TASK PROMPT: Output an exact reproduction of the data.

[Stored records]
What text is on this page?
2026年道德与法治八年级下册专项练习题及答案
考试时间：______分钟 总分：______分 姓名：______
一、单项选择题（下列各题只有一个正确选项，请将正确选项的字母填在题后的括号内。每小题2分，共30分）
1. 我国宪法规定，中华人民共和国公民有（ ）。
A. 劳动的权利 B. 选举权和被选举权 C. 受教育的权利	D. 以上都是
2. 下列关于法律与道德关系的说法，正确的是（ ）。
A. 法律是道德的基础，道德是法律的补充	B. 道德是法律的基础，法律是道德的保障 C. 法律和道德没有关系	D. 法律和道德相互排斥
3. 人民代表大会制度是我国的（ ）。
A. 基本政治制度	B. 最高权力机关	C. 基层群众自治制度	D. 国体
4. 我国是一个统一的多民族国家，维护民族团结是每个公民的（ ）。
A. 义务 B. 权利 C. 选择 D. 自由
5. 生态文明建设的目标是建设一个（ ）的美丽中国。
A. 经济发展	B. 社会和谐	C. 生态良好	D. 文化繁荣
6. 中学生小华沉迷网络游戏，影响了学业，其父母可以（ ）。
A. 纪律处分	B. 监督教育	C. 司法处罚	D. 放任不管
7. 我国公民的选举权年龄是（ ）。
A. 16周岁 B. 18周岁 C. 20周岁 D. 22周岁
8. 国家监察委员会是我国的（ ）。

OUTPUT OF THE EXERCISE:
What text is on this page?
2026年道德与法治八年级下册专项练习题及答案
考试时间：______分钟 总分：______分 姓名：______
一、单项选择题（下列各题只有一个正确选项，请将正确选项的字母填在题后的括号内。每小题2分，共30分）
1. 我国宪法规定，中华人民共和国公民有（ ）。
A. 劳动的权利 B. 选举权和被选举权 C. 受教育的权利	D. 以上都是
2. 下列关于法律与道德关系的说法，正确的是（ ）。
A. 法律是道德的基础，道德是法律的补充	B. 道德是法律的基础，法律是道德的保障 C. 法律和道德没有关系	D. 法律和道德相互排斥
3. 人民代表大会制度是我国的（ ）。
A. 基本政治制度	B. 最高权力机关	C. 基层群众自治制度	D. 国体
4. 我国是一个统一的多民族国家，维护民族团结是每个公民的（ ）。
A. 义务 B. 权利 C. 选择 D. 自由
5. 生态文明建设的目标是建设一个（ ）的美丽中国。
A. 经济发展	B. 社会和谐	C. 生态良好	D. 文化繁荣
6. 中学生小华沉迷网络游戏，影响了学业，其父母可以（ ）。
A. 纪律处分	B. 监督教育	C. 司法处罚	D. 放任不管
7. 我国公民的选举权年龄是（ ）。
A. 16周岁 B. 18周岁 C. 20周岁 D. 22周岁
8. 国家监察委员会是我国的（ ）。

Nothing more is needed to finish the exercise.